**DESCRIPTION OF THE TASK:** Present every line in which the string "screenshot" appears.

**THE DATA:**
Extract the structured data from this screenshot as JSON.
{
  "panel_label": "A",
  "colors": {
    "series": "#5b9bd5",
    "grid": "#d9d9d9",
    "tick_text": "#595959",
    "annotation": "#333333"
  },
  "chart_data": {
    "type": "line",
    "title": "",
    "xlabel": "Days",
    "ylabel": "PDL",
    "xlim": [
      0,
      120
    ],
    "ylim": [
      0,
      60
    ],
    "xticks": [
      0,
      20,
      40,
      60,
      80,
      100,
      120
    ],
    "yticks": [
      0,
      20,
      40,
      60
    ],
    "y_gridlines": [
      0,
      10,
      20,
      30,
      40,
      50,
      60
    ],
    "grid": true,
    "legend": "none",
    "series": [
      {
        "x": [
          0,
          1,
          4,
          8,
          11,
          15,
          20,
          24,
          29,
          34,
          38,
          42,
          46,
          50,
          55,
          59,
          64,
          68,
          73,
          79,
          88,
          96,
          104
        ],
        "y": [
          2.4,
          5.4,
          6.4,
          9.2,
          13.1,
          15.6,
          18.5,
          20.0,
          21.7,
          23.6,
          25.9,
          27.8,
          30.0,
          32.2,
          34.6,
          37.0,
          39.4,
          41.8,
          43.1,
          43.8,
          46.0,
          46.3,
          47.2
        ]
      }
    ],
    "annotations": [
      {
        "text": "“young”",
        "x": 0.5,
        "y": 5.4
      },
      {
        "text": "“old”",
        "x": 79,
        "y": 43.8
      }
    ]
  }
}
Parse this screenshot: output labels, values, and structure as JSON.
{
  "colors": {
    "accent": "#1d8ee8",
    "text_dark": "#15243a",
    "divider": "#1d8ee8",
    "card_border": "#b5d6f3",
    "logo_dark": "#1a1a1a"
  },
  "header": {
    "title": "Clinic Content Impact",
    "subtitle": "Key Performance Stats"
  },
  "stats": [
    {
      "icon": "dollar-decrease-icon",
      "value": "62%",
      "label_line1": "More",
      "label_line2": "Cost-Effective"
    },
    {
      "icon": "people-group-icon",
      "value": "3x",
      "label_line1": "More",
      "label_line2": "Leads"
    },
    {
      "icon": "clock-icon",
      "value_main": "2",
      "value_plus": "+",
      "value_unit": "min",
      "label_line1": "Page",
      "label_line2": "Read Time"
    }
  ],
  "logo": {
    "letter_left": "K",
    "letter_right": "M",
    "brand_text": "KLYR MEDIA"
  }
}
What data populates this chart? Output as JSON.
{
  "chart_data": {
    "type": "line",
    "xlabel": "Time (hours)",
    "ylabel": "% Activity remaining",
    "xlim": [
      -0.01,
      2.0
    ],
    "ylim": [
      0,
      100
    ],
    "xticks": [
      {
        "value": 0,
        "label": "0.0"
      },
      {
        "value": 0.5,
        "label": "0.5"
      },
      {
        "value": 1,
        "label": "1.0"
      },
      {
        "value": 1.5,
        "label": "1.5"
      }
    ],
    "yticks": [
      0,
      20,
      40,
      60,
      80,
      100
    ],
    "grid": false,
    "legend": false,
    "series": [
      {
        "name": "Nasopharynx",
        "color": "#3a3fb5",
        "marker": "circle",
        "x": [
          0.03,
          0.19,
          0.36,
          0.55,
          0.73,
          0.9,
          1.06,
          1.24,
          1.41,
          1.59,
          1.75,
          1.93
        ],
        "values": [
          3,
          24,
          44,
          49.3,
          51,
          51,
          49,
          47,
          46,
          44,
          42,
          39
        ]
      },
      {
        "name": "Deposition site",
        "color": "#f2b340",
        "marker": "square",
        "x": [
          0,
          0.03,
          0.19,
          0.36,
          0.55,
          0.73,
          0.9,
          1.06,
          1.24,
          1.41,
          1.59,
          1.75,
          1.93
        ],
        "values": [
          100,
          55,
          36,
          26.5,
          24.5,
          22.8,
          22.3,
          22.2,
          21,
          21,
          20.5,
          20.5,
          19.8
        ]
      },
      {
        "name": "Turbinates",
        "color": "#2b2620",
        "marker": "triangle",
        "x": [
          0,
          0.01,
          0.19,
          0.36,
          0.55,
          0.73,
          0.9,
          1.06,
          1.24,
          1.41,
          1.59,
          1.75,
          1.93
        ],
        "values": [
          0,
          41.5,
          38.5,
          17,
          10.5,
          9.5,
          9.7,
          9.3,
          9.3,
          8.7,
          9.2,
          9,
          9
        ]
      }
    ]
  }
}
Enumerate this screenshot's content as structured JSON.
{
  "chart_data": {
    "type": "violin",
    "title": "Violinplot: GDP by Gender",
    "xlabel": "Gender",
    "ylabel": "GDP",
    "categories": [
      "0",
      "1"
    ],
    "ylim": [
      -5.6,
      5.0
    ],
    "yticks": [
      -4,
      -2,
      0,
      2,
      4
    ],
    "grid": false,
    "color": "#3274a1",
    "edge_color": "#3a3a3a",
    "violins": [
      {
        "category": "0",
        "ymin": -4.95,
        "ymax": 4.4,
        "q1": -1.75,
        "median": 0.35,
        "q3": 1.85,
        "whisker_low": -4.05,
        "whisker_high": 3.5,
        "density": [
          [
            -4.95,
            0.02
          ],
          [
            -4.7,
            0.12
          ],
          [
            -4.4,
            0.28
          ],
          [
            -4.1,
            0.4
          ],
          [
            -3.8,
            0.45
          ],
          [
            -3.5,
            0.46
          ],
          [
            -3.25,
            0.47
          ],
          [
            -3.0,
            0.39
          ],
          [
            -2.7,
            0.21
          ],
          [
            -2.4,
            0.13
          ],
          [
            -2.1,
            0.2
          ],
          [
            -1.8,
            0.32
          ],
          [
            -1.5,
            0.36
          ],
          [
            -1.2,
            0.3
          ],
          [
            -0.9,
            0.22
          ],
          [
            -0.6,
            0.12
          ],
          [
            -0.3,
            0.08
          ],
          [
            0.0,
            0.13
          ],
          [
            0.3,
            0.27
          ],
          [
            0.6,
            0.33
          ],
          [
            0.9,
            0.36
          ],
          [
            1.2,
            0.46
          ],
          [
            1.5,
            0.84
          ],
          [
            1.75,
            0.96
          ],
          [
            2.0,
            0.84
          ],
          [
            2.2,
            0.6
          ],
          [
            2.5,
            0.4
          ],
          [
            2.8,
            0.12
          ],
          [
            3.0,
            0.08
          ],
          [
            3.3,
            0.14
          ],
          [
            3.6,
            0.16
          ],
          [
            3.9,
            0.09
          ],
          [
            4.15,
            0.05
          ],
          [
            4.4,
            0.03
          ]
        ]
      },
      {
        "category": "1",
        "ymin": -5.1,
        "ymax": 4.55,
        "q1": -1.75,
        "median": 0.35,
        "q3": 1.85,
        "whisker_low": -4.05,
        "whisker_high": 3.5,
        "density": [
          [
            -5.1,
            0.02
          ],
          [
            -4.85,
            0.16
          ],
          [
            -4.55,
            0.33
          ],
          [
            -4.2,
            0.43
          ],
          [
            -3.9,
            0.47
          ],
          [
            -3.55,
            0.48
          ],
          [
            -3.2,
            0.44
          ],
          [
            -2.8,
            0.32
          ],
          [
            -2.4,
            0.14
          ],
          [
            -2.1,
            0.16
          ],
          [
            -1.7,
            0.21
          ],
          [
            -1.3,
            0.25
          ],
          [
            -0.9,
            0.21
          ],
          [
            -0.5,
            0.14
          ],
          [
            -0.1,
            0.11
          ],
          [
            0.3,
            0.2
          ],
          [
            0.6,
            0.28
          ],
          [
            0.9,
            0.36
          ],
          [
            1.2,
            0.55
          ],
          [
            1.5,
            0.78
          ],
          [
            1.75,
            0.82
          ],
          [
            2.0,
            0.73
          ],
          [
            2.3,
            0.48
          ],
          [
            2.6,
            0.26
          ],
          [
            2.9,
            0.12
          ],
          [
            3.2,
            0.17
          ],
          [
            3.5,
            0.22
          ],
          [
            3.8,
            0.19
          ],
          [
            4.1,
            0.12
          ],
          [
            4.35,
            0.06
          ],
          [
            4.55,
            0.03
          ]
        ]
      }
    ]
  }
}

**RESULT FOR THIS EXERCISE:**
Extract the structured data from this screenshot as JSON.
Parse this screenshot: output labels, values, and structure as JSON.
Enumerate this screenshot's content as structured JSON.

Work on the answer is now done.